### [Request]
Copy out every line exactly as given.

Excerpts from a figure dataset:
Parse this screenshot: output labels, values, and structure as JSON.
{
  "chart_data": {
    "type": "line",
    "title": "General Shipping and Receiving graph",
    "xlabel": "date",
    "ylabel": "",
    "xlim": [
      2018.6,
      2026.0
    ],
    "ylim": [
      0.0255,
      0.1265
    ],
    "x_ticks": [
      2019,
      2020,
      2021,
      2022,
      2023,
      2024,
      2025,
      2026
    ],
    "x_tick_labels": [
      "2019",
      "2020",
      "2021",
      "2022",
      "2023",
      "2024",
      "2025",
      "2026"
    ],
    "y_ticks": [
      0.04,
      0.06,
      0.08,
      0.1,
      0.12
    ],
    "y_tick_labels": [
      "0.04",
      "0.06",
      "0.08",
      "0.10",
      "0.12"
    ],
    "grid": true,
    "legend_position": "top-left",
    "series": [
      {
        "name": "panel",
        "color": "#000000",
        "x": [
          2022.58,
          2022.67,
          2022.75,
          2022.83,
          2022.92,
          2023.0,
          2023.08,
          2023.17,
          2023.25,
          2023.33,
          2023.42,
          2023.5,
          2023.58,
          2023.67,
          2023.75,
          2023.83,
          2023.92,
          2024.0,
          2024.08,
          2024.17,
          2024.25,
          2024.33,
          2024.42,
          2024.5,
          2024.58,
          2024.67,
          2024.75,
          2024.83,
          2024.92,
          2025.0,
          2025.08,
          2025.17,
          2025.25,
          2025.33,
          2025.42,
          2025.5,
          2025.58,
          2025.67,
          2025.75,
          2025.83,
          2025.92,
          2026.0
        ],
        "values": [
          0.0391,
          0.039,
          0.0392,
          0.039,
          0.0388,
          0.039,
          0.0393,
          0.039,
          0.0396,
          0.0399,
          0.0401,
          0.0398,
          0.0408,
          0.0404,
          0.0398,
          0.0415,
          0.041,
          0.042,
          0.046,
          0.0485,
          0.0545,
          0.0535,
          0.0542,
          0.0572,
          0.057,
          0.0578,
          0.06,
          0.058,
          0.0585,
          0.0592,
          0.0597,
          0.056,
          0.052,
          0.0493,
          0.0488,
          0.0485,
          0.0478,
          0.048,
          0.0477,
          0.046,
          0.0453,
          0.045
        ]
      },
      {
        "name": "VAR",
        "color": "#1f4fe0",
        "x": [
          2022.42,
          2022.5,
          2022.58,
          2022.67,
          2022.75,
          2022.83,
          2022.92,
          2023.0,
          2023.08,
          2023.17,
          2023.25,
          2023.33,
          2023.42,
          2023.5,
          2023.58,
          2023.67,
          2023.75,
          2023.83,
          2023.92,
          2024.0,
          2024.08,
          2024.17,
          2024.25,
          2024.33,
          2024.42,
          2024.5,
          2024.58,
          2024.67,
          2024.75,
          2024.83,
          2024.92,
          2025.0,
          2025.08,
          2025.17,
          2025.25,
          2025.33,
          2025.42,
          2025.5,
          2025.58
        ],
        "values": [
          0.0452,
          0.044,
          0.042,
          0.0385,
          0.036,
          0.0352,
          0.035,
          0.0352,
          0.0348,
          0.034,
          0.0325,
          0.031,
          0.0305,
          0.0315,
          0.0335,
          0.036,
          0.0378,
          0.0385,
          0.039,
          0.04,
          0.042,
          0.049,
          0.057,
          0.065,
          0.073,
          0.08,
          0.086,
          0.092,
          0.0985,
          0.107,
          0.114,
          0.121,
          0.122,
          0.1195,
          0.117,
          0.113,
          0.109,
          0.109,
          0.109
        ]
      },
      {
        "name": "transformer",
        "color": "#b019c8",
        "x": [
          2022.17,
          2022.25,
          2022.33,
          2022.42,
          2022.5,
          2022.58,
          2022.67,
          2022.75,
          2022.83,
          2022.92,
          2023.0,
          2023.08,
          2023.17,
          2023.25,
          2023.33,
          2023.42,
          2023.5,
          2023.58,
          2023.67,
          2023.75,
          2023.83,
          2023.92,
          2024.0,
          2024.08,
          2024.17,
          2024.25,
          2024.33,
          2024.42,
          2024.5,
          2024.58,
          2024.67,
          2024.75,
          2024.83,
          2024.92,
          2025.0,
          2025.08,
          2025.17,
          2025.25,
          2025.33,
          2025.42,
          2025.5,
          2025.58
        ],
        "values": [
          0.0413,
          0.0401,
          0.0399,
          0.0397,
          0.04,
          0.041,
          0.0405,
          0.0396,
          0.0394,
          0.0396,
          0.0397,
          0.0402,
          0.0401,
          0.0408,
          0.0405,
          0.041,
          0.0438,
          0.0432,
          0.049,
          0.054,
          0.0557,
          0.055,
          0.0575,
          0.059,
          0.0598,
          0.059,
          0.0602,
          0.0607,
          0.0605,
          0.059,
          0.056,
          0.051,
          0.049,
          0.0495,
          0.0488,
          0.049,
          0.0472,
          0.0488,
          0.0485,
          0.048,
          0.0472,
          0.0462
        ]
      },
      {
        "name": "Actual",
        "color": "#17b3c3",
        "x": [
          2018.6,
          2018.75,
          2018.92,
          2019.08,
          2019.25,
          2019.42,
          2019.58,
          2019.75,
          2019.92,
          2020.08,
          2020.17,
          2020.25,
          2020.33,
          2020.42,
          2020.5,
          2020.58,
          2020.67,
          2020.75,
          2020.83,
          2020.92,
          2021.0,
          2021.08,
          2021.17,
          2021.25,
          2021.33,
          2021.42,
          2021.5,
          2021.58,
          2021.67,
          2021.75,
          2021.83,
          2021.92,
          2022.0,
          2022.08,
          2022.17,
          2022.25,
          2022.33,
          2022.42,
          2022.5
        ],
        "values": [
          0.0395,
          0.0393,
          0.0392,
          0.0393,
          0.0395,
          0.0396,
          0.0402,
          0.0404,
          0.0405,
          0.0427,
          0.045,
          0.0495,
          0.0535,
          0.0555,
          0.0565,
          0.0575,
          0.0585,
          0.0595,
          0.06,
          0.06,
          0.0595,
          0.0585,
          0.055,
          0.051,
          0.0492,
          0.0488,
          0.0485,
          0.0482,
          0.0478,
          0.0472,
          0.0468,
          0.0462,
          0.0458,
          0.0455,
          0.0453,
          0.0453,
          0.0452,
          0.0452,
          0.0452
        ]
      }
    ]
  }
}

### [Solution]
Parse this screenshot: output labels, values, and structure as JSON.
{
  "chart_data": {
    "type": "line",
    "title": "General Shipping and Receiving graph",
    "xlabel": "date",
    "ylabel": "",
    "xlim": [
      2018.6,
      2026.0
    ],
    "ylim": [
      0.0255,
      0.1265
    ],
    "x_ticks": [
      2019,
      2020,
      2021,
      2022,
      2023,
      2024,
      2025,
      2026
    ],
    "x_tick_labels": [
      "2019",
      "2020",
      "2021",
      "2022",
      "2023",
      "2024",
      "2025",
      "2026"
    ],
    "y_ticks": [
      0.04,
      0.06,
      0.08,
      0.1,
      0.12
    ],
    "y_tick_labels": [
      "0.04",
      "0.06",
      "0.08",
      "0.10",
      "0.12"
    ],
    "grid": true,
    "legend_position": "top-left",
    "series": [
      {
        "name": "panel",
        "color": "#000000",
        "x": [
          2022.58,
          2022.67,
          2022.75,
          2022.83,
          2022.92,
          2023.0,
          2023.08,
          2023.17,
          2023.25,
          2023.33,
          2023.42,
          2023.5,
          2023.58,
          2023.67,
          2023.75,
          2023.83,
          2023.92,
          2024.0,
          2024.08,
          2024.17,
          2024.25,
          2024.33,
          2024.42,
          2024.5,
          2024.58,
          2024.67,
          2024.75,
          2024.83,
          2024.92,
          2025.0,
          2025.08,
          2025.17,
          2025.25,
          2025.33,
          2025.42,
          2025.5,
          2025.58,
          2025.67,
          2025.75,
          2025.83,
          2025.92,
          2026.0
        ],
        "values": [
          0.0391,
          0.039,
          0.0392,
          0.039,
          0.0388,
          0.039,
          0.0393,
          0.039,
          0.0396,
          0.0399,
          0.0401,
          0.0398,
          0.0408,
          0.0404,
          0.0398,
          0.0415,
          0.041,
          0.042,
          0.046,
          0.0485,
          0.0545,
          0.0535,
          0.0542,
          0.0572,
          0.057,
          0.0578,
          0.06,
          0.058,
          0.0585,
          0.0592,
          0.0597,
          0.056,
          0.052,
          0.0493,
          0.0488,
          0.0485,
          0.0478,
          0.048,
          0.0477,
          0.046,
          0.0453,
          0.045
        ]
      },
      {
        "name": "VAR",
        "color": "#1f4fe0",
        "x": [
          2022.42,
          2022.5,
          2022.58,
          2022.67,
          2022.75,
          2022.83,
          2022.92,
          2023.0,
          2023.08,
          2023.17,
          2023.25,
          2023.33,
          2023.42,
          2023.5,
          2023.58,
          2023.67,
          2023.75,
          2023.83,
          2023.92,
          2024.0,
          2024.08,
          2024.17,
          2024.25,
          2024.33,
          2024.42,
          2024.5,
          2024.58,
          2024.67,
          2024.75,
          2024.83,
          2024.92,
          2025.0,
          2025.08,
          2025.17,
          2025.25,
          2025.33,
          2025.42,
          2025.5,
          2025.58
        ],
        "values": [
          0.0452,
          0.044,
          0.042,
          0.0385,
          0.036,
          0.0352,
          0.035,
          0.0352,
          0.0348,
          0.034,
          0.0325,
          0.031,
          0.0305,
          0.0315,
          0.0335,
          0.036,
          0.0378,
          0.0385,
          0.039,
          0.04,
          0.042,
          0.049,
          0.057,
          0.065,
          0.073,
          0.08,
          0.086,
          0.092,
          0.0985,
          0.107,
          0.114,
          0.121,
          0.122,
          0.1195,
          0.117,
          0.113,
          0.109,
          0.109,
          0.109
        ]
      },
      {
        "name": "transformer",
        "color": "#b019c8",
        "x": [
          2022.17,
          2022.25,
          2022.33,
          2022.42,
          2022.5,
          2022.58,
          2022.67,
          2022.75,
          2022.83,
          2022.92,
          2023.0,
          2023.08,
          2023.17,
          2023.25,
          2023.33,
          2023.42,
          2023.5,
          2023.58,
          2023.67,
          2023.75,
          2023.83,
          2023.92,
          2024.0,
          2024.08,
          2024.17,
          2024.25,
          2024.33,
          2024.42,
          2024.5,
          2024.58,
          2024.67,
          2024.75,
          2024.83,
          2024.92,
          2025.0,
          2025.08,
          2025.17,
          2025.25,
          2025.33,
          2025.42,
          2025.5,
          2025.58
        ],
        "values": [
          0.0413,
          0.0401,
          0.0399,
          0.0397,
          0.04,
          0.041,
          0.0405,
          0.0396,
          0.0394,
          0.0396,
          0.0397,
          0.0402,
          0.0401,
          0.0408,
          0.0405,
          0.041,
          0.0438,
          0.0432,
          0.049,
          0.054,
          0.0557,
          0.055,
          0.0575,
          0.059,
          0.0598,
          0.059,
          0.0602,
          0.0607,
          0.0605,
          0.059,
          0.056,
          0.051,
          0.049,
          0.0495,
          0.0488,
          0.049,
          0.0472,
          0.0488,
          0.0485,
          0.048,
          0.0472,
          0.0462
        ]
      },
      {
        "name": "Actual",
        "color": "#17b3c3",
        "x": [
          2018.6,
          2018.75,
          2018.92,
          2019.08,
          2019.25,
          2019.42,
          2019.58,
          2019.75,
          2019.92,
          2020.08,
          2020.17,
          2020.25,
          2020.33,
          2020.42,
          2020.5,
          2020.58,
          2020.67,
          2020.75,
          2020.83,
          2020.92,
          2021.0,
          2021.08,
          2021.17,
          2021.25,
          2021.33,
          2021.42,
          2021.5,
          2021.58,
          2021.67,
          2021.75,
          2021.83,
          2021.92,
          2022.0,
          2022.08,
          2022.17,
          2022.25,
          2022.33,
          2022.42,
          2022.5
        ],
        "values": [
          0.0395,
          0.0393,
          0.0392,
          0.0393,
          0.0395,
          0.0396,
          0.0402,
          0.0404,
          0.0405,
          0.0427,
          0.045,
          0.0495,
          0.0535,
          0.0555,
          0.0565,
          0.0575,
          0.0585,
          0.0595,
          0.06,
          0.06,
          0.0595,
          0.0585,
          0.055,
          0.051,
          0.0492,
          0.0488,
          0.0485,
          0.0482,
          0.0478,
          0.0472,
          0.0468,
          0.0462,
          0.0458,
          0.0455,
          0.0453,
          0.0453,
          0.0452,
          0.0452,
          0.0452
        ]
      }
    ]
  }
}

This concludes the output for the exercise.